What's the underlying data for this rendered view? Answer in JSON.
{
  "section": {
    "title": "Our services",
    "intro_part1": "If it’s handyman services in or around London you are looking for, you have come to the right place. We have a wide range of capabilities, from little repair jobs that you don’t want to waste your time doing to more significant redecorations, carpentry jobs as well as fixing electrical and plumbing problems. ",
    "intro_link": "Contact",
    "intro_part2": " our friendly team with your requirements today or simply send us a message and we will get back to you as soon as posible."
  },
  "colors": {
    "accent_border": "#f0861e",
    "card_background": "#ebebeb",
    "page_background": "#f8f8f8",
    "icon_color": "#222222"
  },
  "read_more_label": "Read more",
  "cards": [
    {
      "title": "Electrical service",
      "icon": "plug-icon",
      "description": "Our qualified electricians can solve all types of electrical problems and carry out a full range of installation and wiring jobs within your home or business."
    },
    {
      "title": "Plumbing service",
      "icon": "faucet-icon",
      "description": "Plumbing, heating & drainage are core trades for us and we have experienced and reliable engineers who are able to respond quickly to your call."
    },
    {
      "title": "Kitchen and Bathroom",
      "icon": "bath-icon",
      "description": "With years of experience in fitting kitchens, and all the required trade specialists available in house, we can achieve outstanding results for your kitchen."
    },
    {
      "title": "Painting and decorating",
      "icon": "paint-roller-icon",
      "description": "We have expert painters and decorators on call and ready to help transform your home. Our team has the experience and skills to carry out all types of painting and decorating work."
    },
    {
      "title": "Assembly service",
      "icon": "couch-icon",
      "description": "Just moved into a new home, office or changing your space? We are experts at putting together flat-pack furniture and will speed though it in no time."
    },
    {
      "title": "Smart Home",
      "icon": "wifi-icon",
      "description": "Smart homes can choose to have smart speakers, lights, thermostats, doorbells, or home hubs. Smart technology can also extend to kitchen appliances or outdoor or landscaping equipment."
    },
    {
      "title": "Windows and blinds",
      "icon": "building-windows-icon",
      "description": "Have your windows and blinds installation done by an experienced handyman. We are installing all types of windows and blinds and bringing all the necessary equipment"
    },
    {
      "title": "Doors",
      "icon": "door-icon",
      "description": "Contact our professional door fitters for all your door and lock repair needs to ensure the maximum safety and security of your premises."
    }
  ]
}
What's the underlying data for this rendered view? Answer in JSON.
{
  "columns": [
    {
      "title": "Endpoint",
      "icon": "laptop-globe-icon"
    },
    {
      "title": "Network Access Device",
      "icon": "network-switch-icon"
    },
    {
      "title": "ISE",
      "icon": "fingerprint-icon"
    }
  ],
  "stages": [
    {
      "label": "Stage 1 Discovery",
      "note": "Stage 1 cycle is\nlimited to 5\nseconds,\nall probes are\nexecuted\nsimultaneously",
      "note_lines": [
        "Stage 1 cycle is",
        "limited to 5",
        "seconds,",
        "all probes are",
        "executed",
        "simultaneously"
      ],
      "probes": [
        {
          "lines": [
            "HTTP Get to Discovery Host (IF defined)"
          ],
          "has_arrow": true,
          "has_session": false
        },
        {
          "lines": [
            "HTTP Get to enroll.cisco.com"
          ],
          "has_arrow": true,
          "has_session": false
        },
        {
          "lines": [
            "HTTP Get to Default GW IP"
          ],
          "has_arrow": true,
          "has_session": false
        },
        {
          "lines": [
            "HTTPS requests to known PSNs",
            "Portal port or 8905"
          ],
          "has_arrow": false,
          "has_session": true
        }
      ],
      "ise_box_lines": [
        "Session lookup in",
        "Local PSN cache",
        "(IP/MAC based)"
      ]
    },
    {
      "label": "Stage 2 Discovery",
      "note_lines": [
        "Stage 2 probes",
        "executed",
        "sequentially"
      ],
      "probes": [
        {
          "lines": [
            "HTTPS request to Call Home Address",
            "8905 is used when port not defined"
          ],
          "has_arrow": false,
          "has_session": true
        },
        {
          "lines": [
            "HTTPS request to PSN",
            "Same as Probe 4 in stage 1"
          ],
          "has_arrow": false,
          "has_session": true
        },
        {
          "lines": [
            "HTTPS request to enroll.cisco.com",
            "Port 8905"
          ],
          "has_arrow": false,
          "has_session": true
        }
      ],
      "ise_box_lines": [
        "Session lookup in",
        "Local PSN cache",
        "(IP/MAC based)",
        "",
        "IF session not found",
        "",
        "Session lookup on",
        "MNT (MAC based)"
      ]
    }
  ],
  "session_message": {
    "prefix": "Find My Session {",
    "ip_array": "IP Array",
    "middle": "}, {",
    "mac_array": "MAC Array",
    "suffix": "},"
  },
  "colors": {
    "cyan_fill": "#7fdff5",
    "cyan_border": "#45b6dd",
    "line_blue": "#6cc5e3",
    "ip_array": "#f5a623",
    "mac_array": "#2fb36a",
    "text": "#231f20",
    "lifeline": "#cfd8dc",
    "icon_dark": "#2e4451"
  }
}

**SET TASK:**
Reproduce each line of the material containing the word "Discovery".

**SOLUTION FOR THIS TASK:**
      "label": "Stage 1 Discovery",
            "HTTP Get to Discovery Host (IF defined)"
      "label": "Stage 2 Discovery",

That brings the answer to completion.